[Records]
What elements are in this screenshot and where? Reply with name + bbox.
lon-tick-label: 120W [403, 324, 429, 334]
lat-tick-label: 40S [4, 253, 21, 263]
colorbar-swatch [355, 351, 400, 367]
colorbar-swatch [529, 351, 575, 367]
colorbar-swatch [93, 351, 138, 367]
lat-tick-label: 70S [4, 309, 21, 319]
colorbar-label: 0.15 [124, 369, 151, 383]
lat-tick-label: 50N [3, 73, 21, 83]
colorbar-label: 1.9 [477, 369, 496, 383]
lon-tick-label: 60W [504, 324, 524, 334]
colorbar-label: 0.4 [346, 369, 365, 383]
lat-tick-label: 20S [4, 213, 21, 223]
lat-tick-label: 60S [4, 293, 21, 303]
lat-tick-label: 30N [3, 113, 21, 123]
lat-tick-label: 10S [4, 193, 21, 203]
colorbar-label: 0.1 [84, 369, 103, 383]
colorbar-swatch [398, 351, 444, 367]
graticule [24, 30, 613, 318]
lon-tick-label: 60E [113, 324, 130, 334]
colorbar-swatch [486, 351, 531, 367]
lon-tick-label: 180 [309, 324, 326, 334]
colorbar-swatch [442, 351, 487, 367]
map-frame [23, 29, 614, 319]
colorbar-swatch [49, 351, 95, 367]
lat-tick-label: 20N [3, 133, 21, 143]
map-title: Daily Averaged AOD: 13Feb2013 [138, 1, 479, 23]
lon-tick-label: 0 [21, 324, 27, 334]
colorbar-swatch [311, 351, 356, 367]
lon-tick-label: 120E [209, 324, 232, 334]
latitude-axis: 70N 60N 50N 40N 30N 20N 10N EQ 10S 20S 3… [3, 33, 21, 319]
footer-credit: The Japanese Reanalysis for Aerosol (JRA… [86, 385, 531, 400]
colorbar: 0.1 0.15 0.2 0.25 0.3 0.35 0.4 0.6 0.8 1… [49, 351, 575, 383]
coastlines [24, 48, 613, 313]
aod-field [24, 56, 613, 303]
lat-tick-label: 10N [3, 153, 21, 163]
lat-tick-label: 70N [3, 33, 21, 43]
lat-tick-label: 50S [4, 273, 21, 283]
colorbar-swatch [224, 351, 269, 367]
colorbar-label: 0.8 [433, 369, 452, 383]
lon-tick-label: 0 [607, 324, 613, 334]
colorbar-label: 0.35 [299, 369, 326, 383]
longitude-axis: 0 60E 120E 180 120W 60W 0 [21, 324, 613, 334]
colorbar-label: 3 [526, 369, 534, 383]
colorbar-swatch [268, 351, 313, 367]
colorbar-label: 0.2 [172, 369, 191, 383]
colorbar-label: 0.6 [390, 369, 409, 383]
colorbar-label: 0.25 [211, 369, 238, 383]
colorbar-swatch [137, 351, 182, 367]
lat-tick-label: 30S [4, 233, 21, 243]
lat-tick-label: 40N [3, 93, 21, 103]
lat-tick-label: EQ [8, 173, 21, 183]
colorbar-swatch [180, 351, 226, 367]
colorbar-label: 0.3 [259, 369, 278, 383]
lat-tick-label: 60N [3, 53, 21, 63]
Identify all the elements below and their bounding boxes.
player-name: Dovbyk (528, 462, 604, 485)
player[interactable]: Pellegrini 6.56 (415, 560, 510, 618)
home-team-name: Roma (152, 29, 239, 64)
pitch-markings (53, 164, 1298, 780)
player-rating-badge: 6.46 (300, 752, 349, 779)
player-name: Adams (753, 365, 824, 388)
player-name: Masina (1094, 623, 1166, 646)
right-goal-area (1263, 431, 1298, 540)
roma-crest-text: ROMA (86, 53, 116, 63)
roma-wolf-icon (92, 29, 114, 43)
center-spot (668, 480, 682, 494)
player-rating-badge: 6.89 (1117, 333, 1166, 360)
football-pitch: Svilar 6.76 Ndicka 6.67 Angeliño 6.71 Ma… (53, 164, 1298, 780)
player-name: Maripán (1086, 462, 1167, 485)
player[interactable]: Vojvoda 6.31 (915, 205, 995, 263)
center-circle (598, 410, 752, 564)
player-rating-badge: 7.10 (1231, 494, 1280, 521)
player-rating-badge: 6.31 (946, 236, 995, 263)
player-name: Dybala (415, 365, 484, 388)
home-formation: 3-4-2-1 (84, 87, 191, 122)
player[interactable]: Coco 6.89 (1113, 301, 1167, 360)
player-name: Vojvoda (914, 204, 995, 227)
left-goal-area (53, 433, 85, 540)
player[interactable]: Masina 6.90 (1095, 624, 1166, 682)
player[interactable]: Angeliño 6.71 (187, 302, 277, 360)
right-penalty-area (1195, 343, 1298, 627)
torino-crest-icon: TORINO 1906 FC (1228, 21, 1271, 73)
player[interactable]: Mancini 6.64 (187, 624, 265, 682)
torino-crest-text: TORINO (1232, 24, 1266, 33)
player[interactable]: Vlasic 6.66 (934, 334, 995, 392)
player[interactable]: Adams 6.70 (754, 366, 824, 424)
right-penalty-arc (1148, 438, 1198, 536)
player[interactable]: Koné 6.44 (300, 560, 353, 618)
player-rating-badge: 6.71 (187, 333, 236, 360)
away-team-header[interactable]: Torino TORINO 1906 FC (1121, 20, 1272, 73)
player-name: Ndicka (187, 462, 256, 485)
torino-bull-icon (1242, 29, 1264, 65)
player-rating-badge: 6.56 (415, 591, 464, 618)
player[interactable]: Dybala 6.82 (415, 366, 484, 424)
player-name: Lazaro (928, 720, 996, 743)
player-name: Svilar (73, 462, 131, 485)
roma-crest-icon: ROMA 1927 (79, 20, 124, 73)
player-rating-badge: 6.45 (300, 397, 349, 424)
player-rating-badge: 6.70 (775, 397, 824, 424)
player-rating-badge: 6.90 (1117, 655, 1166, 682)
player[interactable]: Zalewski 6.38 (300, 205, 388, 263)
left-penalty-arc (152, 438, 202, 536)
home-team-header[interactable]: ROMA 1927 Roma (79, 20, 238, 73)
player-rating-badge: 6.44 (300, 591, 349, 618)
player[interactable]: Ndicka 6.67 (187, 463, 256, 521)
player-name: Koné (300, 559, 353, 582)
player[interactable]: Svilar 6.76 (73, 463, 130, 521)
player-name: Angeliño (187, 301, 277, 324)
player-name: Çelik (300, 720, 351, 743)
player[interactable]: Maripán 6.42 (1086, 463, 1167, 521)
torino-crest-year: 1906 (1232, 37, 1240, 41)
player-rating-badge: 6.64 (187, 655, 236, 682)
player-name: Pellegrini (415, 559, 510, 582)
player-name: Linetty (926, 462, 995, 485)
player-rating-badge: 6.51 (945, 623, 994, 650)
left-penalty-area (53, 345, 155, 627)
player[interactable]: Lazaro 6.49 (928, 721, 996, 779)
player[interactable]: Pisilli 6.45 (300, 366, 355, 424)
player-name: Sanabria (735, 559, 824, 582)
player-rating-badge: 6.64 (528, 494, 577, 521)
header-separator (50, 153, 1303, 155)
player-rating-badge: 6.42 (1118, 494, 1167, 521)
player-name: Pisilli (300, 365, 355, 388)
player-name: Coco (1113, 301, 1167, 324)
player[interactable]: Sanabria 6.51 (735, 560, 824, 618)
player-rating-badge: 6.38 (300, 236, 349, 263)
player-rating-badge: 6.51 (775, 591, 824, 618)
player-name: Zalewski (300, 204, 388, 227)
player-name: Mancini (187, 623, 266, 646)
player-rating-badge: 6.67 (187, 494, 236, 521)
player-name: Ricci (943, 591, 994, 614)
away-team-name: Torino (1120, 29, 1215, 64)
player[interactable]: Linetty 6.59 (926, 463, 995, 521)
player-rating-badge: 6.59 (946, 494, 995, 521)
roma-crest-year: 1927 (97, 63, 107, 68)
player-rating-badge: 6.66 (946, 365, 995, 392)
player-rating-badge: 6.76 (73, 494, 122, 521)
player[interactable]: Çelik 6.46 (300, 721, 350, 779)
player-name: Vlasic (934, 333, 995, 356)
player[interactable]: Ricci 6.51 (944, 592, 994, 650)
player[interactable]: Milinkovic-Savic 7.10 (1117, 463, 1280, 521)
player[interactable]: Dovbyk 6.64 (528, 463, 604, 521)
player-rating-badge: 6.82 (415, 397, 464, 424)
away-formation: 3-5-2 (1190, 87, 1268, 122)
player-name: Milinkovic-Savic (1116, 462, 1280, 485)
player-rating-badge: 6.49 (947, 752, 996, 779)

What you need to do →
List every line in the records above that contains the string "Milinkovic".

Final result →
player[interactable]: Milinkovic-Savic 7.10 (1117, 463, 1280, 521)
player-name: Milinkovic-Savic (1116, 462, 1280, 485)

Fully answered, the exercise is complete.